Exercise details
From the data that follows, copy every line holding the string "Transcribe".

Extracted entries
** Begin **
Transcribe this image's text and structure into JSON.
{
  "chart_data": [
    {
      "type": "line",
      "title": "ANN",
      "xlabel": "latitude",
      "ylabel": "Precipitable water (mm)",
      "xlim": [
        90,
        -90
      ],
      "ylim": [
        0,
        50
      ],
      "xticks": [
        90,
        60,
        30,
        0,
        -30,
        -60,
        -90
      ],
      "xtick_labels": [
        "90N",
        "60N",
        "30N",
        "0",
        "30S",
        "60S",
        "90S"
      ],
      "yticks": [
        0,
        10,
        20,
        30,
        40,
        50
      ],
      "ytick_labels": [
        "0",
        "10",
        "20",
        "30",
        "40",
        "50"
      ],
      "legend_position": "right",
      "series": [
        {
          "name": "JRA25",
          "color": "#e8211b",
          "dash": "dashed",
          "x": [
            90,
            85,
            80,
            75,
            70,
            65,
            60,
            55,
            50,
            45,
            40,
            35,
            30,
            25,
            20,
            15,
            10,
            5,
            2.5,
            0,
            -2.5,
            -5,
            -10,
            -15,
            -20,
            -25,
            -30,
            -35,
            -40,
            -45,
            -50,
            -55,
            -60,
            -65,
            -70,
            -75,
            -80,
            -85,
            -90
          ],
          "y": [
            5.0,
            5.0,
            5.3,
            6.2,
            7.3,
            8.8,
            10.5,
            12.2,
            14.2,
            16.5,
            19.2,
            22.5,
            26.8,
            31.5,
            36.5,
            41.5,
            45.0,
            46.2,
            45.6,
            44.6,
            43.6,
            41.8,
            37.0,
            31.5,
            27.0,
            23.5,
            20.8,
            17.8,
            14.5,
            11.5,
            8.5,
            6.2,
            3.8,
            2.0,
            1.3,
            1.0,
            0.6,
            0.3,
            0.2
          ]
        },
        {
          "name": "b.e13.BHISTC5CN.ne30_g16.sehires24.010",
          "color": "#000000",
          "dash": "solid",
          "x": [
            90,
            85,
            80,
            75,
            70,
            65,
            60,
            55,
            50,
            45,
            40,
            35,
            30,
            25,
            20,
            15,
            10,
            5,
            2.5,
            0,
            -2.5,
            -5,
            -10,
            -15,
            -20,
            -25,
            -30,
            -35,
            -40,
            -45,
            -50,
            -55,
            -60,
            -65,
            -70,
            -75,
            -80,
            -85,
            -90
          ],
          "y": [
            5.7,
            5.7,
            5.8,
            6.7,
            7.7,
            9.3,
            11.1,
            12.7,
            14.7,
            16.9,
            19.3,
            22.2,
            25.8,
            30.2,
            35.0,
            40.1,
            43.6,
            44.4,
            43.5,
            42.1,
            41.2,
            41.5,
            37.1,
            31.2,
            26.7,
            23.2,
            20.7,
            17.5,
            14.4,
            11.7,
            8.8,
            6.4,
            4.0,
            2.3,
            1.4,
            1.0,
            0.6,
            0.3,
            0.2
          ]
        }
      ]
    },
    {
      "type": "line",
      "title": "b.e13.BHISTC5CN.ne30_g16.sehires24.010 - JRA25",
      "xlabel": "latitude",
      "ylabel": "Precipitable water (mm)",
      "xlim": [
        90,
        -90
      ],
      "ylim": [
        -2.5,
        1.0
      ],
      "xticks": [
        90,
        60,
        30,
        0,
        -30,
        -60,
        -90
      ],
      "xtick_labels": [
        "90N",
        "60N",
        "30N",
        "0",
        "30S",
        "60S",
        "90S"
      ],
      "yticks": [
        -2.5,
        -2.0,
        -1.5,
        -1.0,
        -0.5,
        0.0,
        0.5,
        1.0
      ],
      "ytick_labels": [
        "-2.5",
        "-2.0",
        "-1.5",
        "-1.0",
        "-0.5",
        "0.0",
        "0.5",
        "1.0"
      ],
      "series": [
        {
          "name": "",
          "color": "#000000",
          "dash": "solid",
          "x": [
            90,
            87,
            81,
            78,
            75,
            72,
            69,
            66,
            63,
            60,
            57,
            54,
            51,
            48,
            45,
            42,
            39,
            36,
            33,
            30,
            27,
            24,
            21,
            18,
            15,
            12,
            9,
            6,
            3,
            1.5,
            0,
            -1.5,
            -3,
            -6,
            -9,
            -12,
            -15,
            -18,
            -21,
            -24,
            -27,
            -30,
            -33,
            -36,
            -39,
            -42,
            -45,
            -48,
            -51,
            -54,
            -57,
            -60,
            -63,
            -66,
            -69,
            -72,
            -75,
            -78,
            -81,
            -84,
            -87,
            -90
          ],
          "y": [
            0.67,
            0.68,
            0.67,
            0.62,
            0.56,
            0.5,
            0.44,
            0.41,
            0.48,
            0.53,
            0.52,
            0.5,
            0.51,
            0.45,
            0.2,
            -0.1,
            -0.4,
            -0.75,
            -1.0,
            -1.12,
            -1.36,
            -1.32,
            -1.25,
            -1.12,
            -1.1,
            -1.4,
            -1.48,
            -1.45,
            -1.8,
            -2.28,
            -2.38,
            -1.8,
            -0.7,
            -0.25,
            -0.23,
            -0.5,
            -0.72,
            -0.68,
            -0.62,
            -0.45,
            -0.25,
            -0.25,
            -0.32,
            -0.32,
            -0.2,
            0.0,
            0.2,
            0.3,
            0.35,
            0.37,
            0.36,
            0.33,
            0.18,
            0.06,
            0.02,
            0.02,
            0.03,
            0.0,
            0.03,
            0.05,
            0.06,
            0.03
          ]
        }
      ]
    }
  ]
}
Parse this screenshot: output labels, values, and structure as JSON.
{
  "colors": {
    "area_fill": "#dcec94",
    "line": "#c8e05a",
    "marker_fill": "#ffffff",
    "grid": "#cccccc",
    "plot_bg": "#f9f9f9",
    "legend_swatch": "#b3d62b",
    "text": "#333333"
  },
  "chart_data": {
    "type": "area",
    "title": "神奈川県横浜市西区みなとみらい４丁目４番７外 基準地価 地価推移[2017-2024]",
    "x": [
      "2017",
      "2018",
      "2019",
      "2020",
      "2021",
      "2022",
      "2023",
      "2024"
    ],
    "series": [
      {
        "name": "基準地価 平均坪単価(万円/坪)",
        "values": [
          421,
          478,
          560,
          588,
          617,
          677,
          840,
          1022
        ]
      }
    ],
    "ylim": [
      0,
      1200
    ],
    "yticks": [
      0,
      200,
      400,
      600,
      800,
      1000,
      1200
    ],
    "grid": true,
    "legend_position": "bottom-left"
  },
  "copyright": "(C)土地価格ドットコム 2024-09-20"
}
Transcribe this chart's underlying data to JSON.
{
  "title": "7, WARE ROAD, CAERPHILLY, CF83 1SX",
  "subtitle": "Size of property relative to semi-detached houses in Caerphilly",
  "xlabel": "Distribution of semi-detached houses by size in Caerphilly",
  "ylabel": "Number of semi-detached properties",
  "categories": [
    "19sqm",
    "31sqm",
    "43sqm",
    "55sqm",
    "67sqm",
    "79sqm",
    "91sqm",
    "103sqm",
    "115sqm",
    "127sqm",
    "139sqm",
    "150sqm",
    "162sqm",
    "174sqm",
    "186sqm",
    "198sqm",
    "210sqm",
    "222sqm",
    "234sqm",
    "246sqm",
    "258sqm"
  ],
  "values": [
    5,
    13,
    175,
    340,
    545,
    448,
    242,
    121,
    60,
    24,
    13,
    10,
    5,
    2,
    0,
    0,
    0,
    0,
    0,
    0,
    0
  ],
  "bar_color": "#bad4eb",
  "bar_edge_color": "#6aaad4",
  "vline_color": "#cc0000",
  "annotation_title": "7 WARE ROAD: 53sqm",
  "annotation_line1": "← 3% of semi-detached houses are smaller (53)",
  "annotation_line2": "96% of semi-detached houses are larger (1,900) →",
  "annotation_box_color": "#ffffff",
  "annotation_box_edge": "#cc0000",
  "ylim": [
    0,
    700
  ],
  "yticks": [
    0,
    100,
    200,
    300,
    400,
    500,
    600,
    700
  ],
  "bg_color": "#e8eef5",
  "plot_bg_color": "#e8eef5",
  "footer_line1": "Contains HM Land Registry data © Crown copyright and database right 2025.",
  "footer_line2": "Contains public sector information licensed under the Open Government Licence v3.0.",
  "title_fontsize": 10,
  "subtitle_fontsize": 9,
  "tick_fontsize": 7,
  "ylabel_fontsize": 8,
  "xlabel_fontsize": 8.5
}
** End **
Solution to this problem
Transcribe this image's text and structure into JSON.
Transcribe this chart's underlying data to JSON.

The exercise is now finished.